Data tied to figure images
○ ○ ○ ○

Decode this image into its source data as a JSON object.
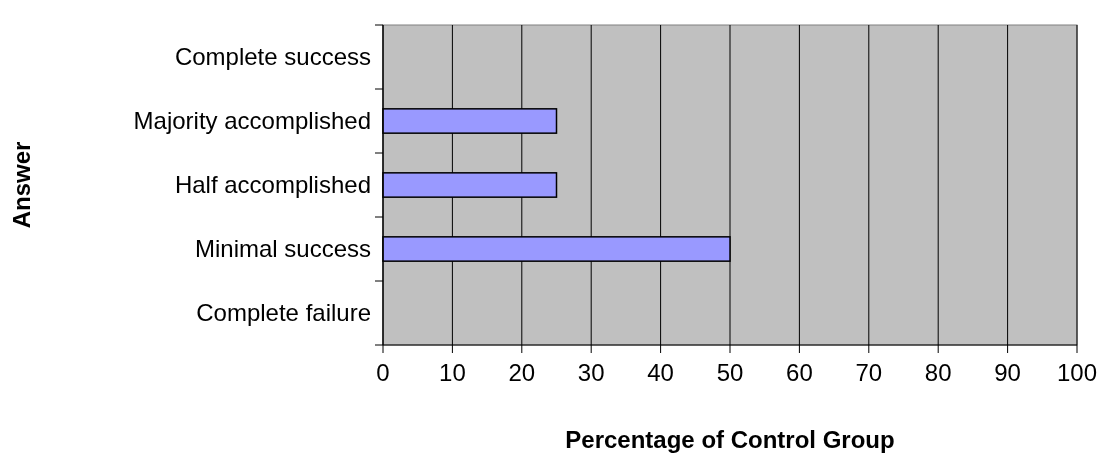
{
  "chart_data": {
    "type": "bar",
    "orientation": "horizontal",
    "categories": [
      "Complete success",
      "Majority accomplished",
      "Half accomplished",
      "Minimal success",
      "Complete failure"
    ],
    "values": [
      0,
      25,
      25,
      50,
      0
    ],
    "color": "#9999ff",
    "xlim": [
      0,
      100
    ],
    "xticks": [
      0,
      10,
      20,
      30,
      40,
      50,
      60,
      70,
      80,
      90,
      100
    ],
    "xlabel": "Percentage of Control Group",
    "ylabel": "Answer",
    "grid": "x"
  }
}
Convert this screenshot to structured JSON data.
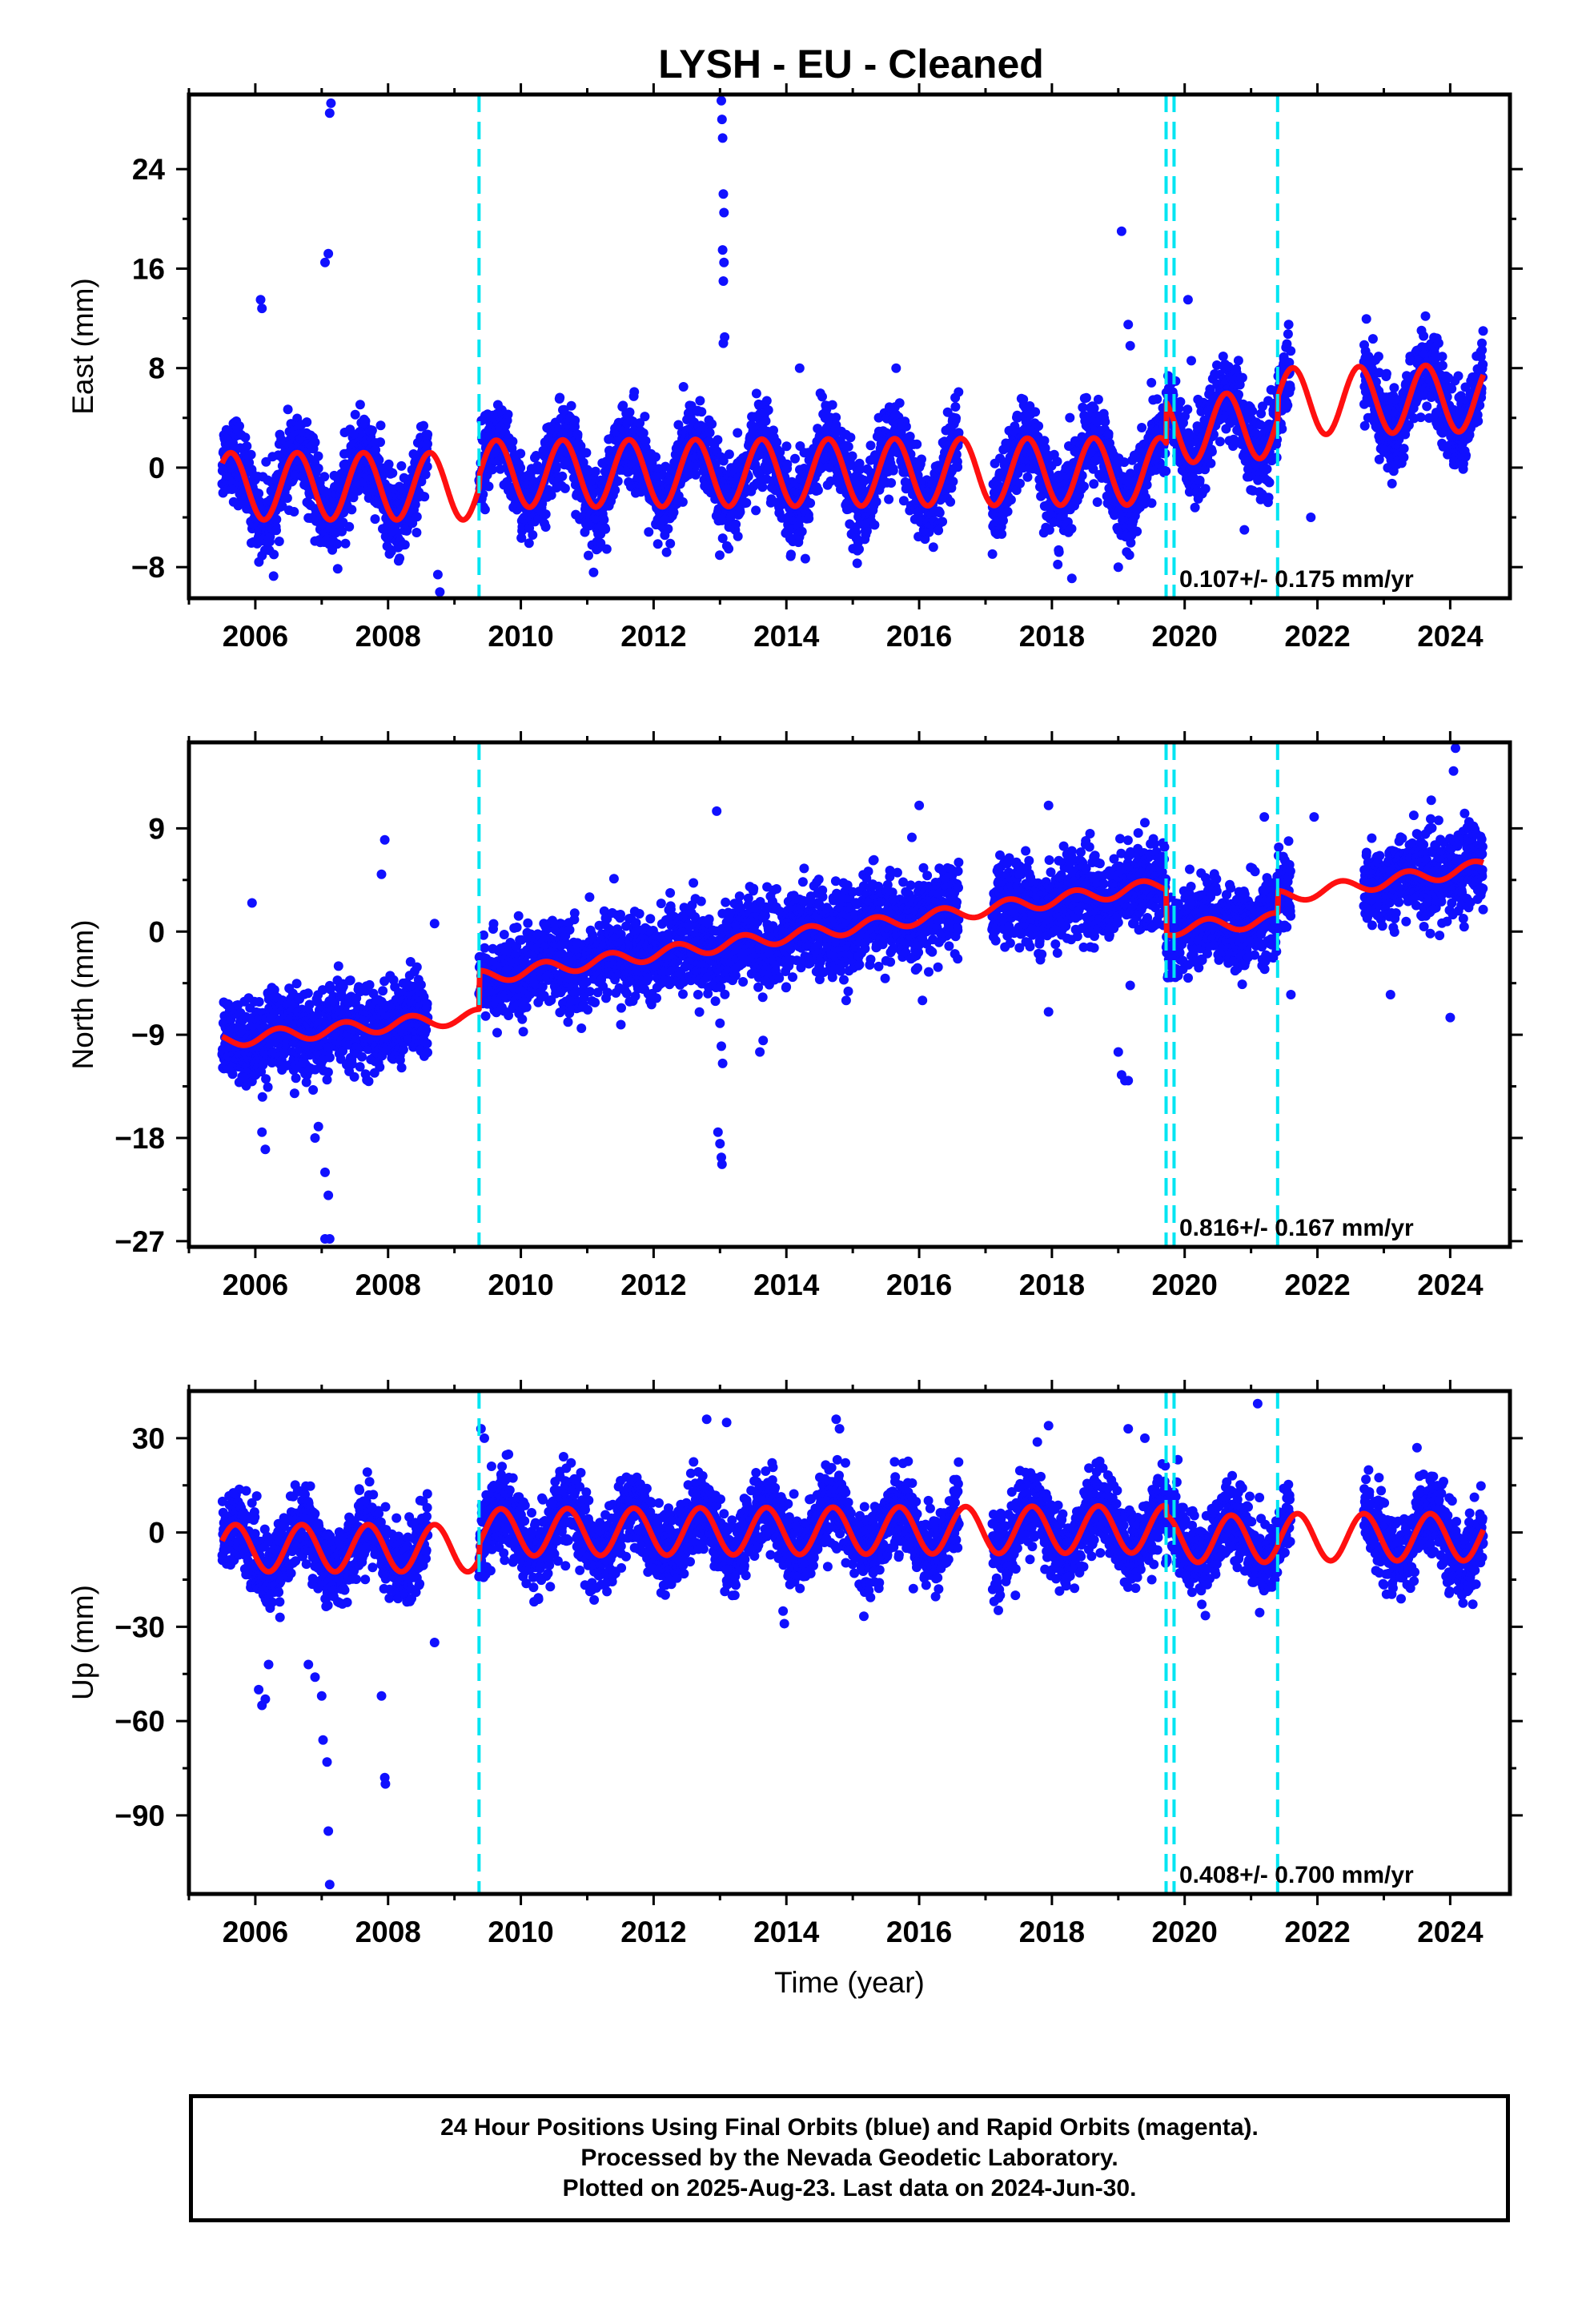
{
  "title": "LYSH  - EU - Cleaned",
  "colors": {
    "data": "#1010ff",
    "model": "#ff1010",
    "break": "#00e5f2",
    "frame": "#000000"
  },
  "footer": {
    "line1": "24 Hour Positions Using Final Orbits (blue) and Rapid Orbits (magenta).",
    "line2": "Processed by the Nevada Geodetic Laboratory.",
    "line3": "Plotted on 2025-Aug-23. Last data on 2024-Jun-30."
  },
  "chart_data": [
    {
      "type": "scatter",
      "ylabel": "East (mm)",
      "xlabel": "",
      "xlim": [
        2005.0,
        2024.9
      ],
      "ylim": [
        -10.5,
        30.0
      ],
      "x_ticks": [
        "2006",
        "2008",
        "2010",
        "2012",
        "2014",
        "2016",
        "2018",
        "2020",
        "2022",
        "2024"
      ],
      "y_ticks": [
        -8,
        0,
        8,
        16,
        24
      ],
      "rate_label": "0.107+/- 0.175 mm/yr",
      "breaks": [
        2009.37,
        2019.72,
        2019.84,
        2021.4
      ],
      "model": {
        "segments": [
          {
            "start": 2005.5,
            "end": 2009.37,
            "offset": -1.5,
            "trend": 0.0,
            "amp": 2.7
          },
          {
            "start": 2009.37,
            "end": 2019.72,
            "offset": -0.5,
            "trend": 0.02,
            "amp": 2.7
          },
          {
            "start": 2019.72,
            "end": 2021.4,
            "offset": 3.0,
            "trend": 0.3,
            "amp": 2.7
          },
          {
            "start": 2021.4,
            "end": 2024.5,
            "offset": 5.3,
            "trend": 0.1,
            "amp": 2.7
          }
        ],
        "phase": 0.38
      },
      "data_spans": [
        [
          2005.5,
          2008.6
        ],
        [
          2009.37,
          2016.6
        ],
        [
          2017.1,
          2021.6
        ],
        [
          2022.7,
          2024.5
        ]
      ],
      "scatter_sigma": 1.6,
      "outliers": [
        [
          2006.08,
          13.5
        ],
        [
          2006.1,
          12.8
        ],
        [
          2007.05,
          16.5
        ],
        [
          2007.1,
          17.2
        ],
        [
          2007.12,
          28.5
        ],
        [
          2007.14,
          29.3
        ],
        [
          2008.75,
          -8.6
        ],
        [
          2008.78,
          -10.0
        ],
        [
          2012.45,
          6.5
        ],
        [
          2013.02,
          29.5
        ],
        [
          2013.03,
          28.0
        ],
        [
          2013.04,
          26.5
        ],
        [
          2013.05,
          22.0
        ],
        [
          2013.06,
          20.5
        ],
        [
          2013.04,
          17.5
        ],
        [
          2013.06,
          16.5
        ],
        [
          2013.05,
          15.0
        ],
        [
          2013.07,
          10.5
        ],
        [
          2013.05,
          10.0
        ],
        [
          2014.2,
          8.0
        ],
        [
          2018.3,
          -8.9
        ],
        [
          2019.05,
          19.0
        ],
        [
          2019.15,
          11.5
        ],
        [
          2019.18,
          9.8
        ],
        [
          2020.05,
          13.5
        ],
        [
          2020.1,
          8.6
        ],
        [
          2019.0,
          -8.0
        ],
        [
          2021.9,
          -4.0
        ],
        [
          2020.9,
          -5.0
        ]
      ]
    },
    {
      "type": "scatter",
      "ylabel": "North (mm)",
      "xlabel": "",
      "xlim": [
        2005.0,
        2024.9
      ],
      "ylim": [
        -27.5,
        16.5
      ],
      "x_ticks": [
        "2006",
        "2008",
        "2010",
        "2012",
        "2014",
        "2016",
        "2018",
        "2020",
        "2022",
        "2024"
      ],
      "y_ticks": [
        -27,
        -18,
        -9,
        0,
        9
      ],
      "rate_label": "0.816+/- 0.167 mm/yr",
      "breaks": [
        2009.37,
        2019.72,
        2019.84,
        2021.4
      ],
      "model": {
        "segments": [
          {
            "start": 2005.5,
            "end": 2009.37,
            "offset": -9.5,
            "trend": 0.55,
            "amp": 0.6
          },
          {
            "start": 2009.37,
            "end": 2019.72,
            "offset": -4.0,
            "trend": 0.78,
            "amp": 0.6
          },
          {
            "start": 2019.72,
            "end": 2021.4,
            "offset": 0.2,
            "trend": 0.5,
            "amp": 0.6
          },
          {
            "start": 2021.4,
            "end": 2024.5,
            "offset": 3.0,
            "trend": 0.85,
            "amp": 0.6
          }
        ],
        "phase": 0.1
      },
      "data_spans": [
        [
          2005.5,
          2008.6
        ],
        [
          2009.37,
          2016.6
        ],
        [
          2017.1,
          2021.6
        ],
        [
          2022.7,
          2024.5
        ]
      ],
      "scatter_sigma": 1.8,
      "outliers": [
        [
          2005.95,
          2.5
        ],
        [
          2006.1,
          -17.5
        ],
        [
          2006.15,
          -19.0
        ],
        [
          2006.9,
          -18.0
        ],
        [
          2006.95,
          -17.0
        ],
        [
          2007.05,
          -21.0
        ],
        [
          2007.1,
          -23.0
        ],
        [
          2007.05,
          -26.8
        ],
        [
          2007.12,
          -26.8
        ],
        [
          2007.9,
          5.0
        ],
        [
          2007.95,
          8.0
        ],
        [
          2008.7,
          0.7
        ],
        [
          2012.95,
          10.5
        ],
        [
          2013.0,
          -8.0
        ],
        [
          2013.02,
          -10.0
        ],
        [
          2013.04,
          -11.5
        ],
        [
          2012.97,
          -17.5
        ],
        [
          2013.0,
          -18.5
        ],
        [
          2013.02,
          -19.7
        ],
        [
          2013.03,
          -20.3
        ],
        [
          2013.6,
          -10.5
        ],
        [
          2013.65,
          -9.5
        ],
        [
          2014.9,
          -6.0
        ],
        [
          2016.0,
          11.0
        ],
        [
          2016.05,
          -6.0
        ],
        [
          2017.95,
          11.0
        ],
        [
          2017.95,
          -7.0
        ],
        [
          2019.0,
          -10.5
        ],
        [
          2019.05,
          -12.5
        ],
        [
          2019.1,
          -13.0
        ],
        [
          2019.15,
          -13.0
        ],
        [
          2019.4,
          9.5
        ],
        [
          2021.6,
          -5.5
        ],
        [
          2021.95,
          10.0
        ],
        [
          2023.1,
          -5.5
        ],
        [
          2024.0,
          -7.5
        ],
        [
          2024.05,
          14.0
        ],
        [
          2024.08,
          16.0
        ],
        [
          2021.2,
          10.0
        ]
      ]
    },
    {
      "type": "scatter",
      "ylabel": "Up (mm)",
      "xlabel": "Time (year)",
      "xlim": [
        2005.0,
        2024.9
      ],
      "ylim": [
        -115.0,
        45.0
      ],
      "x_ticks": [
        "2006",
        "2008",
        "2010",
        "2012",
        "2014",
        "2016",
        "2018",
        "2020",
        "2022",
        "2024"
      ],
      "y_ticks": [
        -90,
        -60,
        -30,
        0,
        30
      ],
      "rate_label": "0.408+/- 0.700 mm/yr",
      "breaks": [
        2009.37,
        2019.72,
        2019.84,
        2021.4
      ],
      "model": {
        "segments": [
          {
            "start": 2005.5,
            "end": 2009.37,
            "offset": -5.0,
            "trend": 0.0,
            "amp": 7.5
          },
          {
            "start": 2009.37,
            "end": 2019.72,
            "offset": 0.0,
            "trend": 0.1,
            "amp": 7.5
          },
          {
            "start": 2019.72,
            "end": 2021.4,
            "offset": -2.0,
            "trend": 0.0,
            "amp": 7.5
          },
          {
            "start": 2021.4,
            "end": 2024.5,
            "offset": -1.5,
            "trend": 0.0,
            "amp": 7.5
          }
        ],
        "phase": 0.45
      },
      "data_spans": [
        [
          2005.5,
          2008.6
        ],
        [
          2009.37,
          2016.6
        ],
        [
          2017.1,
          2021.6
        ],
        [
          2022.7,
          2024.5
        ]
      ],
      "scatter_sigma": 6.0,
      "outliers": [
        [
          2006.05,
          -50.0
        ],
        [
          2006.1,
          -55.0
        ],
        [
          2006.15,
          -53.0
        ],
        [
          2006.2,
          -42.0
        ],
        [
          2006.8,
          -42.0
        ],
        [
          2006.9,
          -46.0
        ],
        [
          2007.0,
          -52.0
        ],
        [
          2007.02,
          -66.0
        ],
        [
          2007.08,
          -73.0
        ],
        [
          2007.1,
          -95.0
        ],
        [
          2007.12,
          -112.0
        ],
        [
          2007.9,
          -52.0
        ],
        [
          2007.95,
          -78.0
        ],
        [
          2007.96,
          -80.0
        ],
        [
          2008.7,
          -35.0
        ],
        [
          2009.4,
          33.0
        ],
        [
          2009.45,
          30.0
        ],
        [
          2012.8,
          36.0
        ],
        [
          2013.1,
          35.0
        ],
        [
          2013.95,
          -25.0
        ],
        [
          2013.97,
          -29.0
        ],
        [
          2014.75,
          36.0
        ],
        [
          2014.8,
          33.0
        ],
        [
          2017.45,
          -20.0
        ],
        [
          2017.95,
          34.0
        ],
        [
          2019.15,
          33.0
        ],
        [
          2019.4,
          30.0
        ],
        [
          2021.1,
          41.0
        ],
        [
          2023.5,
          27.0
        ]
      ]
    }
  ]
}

○ ○ ○ ○

Make a list of all lines in the data that contain "Complete".

      "Complete success",
      "Complete failure"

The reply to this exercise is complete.